TASK INPUT.

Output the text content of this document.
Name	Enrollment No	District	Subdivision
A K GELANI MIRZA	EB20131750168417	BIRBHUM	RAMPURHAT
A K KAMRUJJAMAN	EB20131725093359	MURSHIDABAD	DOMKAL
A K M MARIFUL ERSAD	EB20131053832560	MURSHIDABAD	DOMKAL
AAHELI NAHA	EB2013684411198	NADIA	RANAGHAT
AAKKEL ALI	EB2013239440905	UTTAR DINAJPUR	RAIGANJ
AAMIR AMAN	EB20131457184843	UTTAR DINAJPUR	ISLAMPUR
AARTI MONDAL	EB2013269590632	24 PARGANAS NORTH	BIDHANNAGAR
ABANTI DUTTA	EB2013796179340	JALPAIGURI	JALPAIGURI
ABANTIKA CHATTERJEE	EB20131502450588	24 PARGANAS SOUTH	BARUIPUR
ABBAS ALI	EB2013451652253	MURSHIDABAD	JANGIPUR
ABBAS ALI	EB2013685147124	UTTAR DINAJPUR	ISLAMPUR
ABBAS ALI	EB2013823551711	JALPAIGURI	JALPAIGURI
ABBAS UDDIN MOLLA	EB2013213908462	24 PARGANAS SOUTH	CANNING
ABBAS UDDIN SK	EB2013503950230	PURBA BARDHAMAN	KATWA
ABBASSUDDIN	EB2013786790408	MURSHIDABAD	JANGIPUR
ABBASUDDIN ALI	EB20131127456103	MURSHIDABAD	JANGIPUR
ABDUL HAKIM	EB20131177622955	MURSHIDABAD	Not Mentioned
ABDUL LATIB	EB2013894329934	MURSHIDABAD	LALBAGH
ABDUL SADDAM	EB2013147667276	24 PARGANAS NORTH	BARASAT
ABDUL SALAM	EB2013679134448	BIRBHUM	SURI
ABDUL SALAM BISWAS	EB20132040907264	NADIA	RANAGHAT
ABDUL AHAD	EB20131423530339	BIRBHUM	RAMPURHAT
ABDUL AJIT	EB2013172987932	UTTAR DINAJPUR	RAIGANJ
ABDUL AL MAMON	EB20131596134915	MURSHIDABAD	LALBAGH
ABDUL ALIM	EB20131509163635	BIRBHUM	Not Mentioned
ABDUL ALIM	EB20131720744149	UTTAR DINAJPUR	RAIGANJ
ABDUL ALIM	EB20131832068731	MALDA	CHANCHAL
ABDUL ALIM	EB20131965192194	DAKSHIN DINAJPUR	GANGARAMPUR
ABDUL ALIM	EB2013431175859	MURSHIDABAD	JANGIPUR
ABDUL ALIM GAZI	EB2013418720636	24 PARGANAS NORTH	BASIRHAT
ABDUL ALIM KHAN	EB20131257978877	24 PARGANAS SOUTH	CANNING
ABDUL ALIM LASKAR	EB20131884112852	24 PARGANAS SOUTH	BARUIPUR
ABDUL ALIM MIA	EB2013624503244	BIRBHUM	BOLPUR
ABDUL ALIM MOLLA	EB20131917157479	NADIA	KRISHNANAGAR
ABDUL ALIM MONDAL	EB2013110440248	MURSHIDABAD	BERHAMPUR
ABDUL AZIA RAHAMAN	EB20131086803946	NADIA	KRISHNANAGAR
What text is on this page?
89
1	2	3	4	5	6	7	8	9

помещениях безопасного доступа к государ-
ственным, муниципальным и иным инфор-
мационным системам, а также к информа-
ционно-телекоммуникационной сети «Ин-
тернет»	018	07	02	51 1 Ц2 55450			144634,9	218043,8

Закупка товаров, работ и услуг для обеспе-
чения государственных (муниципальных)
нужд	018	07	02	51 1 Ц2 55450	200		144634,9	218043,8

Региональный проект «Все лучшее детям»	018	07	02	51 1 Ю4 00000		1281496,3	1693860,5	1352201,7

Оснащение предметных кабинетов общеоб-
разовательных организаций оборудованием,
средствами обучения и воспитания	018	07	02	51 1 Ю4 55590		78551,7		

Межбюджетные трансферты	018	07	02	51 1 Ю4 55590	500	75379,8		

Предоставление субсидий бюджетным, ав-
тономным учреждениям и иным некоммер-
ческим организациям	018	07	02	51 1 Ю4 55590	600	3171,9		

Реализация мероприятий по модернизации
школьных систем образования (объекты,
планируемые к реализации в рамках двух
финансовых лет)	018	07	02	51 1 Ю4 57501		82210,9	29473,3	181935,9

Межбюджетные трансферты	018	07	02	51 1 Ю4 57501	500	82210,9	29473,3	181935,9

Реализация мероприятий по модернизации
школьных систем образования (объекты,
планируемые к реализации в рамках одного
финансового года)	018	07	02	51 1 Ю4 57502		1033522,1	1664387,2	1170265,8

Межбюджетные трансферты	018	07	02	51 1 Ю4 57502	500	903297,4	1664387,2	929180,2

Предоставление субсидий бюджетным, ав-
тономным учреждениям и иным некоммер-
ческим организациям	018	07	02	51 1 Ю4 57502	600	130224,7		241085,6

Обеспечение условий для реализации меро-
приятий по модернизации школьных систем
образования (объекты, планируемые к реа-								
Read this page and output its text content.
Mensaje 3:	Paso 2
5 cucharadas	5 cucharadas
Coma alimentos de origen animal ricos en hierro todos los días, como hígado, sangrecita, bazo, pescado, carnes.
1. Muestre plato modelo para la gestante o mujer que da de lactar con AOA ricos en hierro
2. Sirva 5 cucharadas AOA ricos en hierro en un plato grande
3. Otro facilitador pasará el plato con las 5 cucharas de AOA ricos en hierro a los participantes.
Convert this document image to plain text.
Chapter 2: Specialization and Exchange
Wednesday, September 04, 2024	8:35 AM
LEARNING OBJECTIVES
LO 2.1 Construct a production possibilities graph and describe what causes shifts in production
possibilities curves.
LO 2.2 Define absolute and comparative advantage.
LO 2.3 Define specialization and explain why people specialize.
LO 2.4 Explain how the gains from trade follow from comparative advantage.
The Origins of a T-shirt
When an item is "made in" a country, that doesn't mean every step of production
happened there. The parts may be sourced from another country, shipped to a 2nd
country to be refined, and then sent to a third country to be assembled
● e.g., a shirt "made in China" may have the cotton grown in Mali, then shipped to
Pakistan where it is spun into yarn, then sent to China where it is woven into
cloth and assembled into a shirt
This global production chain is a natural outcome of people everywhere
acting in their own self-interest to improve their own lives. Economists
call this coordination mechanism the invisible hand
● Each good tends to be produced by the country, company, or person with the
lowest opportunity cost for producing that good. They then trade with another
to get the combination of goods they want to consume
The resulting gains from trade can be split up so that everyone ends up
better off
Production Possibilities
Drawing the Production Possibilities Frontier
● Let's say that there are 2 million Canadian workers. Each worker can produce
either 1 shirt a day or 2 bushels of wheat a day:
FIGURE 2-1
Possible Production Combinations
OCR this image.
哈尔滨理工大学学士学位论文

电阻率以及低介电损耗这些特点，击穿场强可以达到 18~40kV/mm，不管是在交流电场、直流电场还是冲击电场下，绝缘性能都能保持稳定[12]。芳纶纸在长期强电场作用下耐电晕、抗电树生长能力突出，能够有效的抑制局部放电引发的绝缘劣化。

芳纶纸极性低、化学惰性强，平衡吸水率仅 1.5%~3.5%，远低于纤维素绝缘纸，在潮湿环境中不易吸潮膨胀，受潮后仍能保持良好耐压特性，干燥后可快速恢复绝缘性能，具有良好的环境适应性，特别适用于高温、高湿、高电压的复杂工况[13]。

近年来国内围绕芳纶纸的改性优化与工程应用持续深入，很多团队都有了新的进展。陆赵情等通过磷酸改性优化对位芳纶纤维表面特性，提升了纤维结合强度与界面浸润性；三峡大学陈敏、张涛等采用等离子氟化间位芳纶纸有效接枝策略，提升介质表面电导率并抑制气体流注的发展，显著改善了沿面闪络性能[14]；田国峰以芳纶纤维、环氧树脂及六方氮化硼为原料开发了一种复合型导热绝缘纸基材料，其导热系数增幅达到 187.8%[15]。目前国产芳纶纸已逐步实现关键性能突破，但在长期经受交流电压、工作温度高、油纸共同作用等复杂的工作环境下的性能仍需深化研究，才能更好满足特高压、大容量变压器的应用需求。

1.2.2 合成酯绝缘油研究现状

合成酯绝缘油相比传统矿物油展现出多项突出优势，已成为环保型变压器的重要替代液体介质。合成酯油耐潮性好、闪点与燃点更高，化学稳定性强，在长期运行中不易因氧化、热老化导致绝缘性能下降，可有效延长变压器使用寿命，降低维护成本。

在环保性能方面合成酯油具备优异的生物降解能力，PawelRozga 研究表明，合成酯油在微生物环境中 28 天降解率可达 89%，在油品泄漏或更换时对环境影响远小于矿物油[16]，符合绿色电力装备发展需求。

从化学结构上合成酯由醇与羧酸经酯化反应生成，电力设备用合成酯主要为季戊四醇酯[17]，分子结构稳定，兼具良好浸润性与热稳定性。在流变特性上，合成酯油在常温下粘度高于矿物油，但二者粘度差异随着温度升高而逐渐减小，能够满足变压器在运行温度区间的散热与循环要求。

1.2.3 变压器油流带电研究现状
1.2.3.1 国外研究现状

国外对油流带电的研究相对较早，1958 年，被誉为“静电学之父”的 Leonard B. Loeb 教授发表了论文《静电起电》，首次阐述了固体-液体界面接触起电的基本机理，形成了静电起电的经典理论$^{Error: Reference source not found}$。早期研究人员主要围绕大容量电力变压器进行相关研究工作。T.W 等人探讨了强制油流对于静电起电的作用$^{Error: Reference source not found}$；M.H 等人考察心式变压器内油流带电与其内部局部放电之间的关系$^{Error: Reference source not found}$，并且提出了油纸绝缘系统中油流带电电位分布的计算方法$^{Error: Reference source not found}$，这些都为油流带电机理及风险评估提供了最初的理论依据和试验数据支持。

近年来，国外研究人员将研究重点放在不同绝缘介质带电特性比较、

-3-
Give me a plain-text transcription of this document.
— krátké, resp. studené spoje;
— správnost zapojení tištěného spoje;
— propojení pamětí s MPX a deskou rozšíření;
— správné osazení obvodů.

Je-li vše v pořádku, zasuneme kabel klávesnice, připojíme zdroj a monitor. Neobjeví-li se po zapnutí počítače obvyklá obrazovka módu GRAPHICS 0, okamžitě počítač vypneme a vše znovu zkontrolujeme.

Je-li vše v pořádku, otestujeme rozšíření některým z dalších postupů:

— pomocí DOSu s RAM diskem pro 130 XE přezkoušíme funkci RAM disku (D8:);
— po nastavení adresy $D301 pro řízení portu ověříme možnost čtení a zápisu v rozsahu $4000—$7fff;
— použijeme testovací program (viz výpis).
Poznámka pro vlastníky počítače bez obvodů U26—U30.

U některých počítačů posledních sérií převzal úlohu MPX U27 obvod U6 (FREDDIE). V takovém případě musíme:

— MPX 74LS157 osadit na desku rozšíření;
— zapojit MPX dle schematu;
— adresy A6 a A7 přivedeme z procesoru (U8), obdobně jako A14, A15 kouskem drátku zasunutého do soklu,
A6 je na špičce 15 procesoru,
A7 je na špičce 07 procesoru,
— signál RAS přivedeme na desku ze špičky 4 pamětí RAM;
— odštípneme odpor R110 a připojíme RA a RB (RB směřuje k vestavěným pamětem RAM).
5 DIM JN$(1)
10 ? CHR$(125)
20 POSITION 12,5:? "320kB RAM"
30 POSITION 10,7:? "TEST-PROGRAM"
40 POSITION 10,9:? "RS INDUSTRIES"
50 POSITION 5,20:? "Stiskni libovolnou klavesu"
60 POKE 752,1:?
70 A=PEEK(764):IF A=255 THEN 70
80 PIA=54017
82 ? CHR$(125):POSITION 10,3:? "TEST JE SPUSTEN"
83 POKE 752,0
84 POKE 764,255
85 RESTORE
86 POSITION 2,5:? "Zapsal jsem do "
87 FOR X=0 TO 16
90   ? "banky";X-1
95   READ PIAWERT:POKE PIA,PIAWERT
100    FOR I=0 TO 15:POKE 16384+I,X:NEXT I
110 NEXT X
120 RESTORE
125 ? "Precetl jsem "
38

TASK PROMPT.
Above is a listing; report how many of its lines include the word "POKE", giving the number only.

OUTPUT OF THE EXERCISE.
5